# WHAT YOU HAVE TO DO
Identify and copy all lines of the material where the string "derivatives" is found.

# Data tied to figure images
⟨

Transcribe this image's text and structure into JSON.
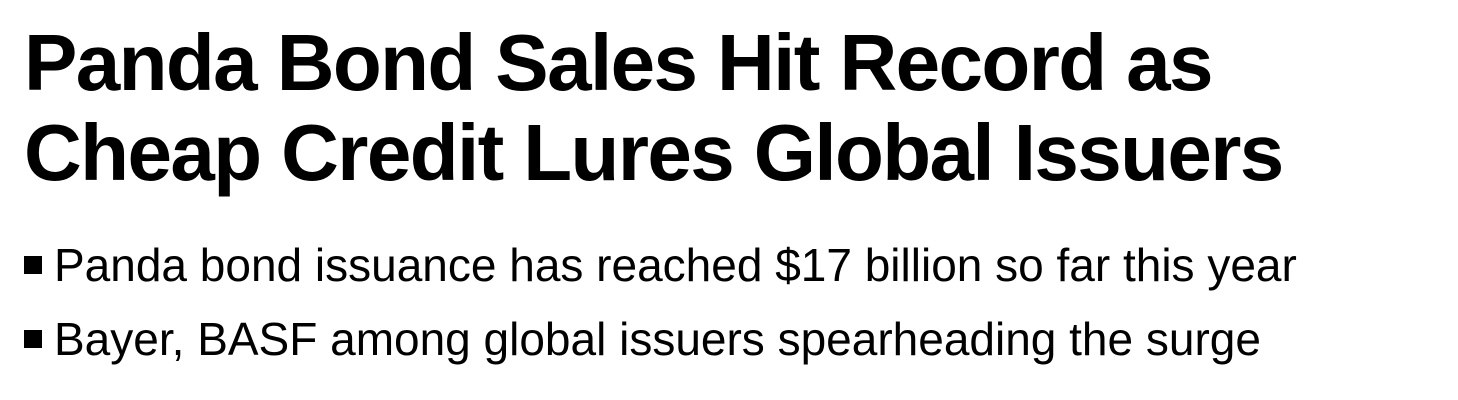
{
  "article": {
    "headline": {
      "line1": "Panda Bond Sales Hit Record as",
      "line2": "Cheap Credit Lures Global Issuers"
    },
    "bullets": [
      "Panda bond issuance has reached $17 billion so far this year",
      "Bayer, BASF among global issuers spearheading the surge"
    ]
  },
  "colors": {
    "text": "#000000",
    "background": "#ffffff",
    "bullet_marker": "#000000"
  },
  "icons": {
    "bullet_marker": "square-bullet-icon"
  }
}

⟩
⟨

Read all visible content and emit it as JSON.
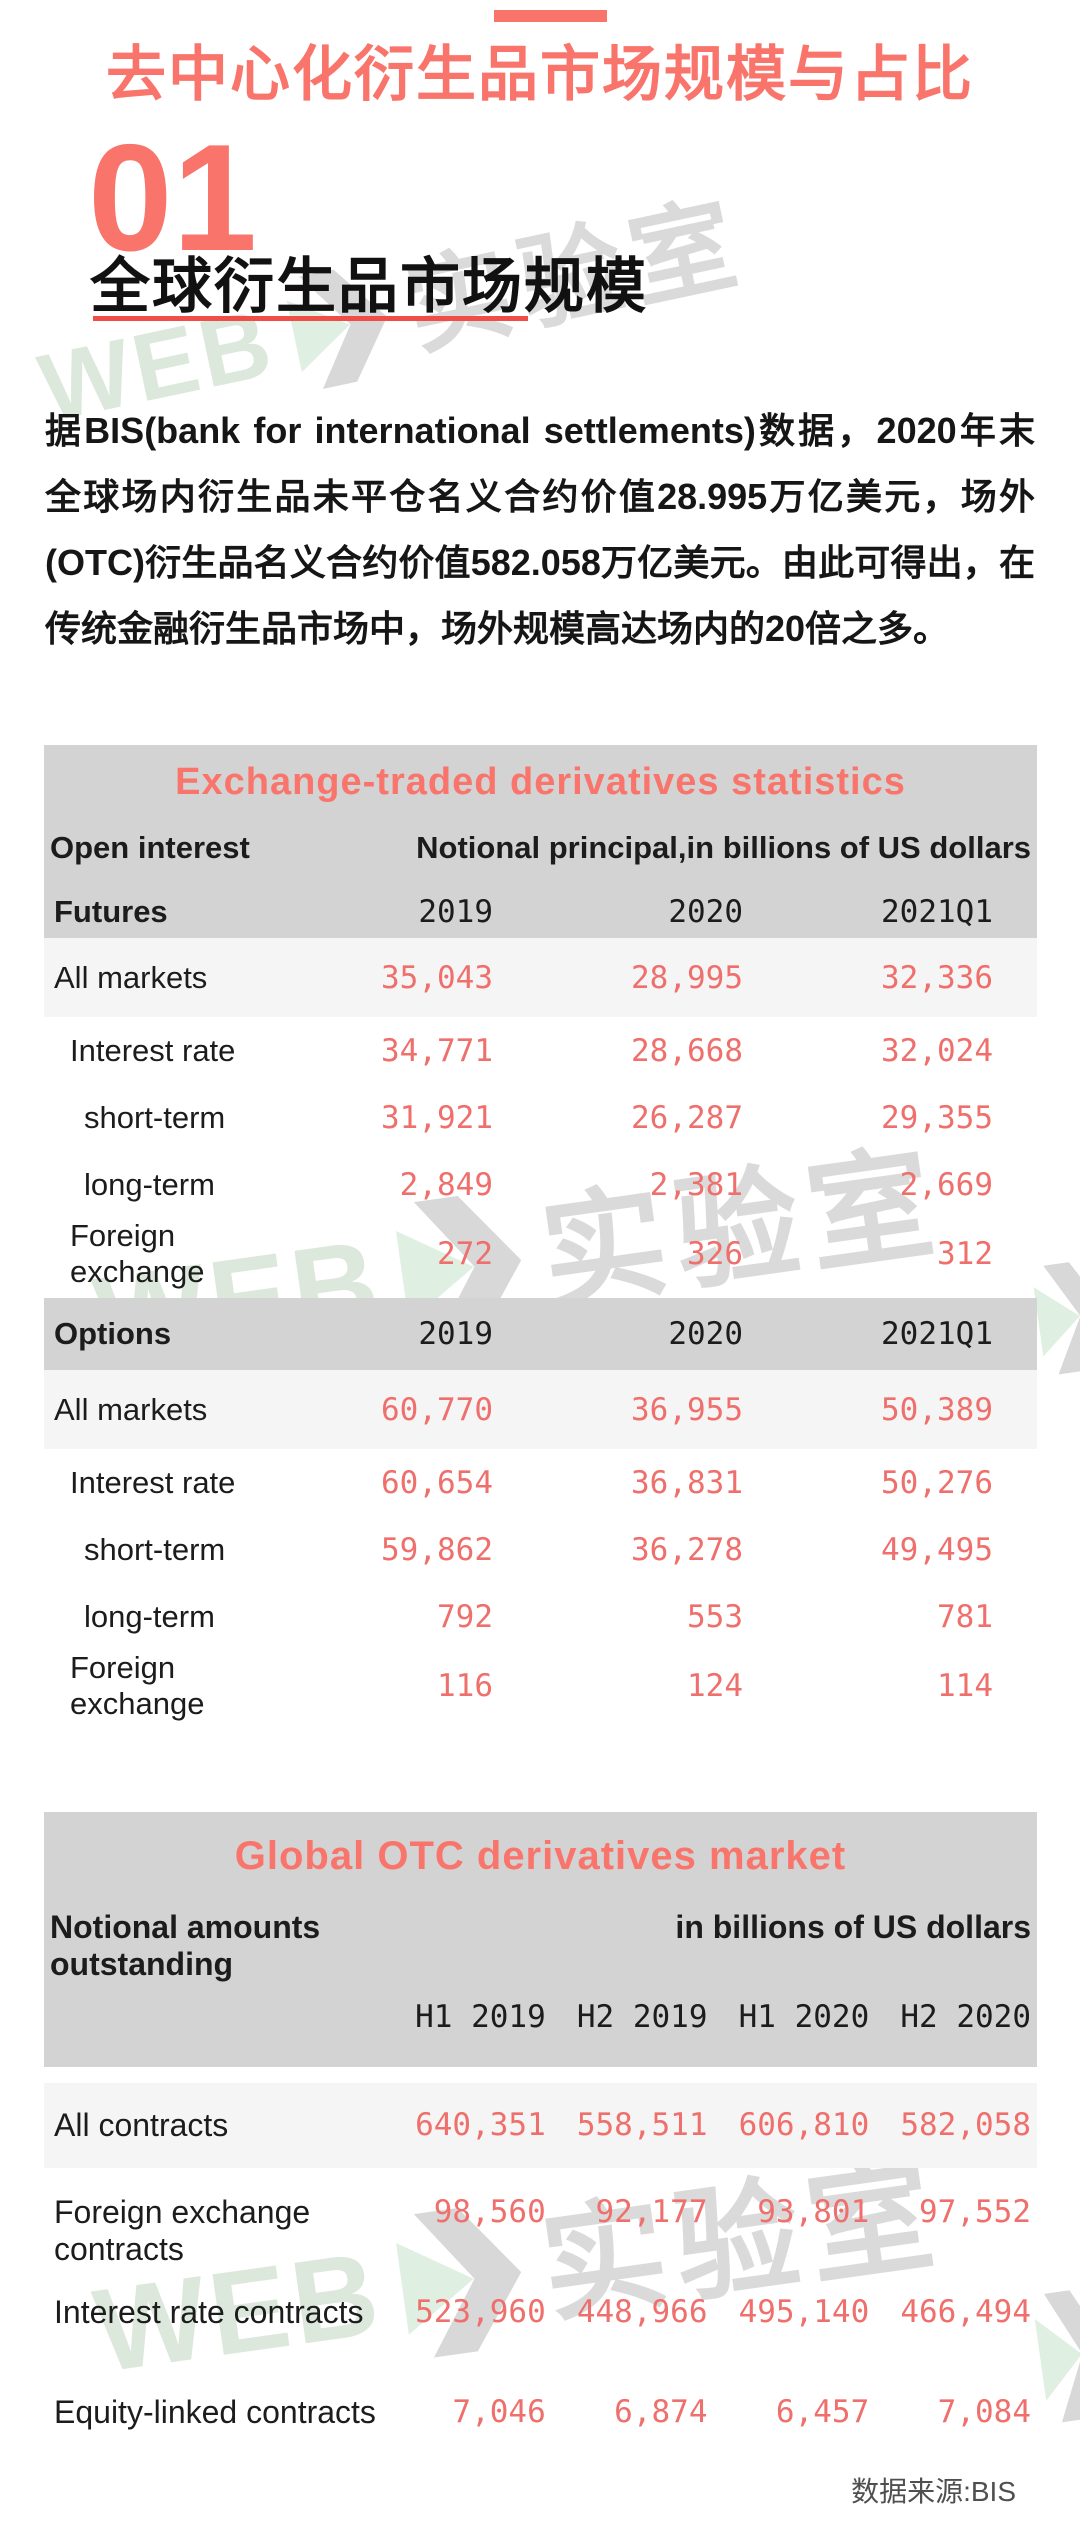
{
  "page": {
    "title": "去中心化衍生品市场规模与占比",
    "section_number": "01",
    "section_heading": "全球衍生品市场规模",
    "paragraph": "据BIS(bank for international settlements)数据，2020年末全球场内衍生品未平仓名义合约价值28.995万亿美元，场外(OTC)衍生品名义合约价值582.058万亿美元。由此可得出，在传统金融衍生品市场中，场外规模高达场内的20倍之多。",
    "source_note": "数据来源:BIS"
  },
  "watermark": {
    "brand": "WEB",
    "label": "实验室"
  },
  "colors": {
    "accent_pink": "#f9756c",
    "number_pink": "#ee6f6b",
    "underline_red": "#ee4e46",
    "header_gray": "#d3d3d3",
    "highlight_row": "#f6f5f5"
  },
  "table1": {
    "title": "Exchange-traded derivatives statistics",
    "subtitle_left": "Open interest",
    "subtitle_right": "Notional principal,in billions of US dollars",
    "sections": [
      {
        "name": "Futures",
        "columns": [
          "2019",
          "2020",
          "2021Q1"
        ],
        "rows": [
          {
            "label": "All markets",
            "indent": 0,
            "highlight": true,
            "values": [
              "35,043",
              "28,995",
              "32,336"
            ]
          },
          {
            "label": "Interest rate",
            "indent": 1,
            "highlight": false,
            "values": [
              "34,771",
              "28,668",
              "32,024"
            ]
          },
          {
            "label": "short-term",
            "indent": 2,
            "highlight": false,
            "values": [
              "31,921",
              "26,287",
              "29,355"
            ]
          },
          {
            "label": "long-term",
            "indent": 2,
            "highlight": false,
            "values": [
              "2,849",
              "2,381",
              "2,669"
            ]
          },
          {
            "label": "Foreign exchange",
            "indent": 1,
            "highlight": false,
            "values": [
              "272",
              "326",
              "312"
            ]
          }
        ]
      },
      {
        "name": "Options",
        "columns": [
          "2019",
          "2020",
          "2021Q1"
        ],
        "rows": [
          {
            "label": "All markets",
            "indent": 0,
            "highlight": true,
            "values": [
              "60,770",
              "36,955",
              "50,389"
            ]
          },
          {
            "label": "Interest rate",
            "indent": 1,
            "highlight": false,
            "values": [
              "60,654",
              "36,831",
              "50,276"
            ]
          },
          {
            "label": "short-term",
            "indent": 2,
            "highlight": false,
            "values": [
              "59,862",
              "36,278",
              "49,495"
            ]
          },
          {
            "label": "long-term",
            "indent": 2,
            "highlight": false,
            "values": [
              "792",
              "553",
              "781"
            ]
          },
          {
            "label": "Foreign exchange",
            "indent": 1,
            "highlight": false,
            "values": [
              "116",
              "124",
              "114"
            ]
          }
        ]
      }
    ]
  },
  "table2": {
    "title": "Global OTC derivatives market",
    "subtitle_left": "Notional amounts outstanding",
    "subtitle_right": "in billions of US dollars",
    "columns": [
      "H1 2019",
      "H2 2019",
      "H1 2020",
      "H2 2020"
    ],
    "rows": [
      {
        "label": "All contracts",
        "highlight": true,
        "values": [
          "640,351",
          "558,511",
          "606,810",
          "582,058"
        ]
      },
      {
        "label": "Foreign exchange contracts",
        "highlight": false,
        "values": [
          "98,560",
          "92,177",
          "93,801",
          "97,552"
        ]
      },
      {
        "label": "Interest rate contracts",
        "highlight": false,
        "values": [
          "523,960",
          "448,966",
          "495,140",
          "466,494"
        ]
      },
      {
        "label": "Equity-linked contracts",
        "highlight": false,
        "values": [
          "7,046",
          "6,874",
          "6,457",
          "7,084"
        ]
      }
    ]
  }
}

⟩

# FINISHED ANSWER
    "title": "Exchange-traded derivatives statistics",
    "title": "Global OTC derivatives market",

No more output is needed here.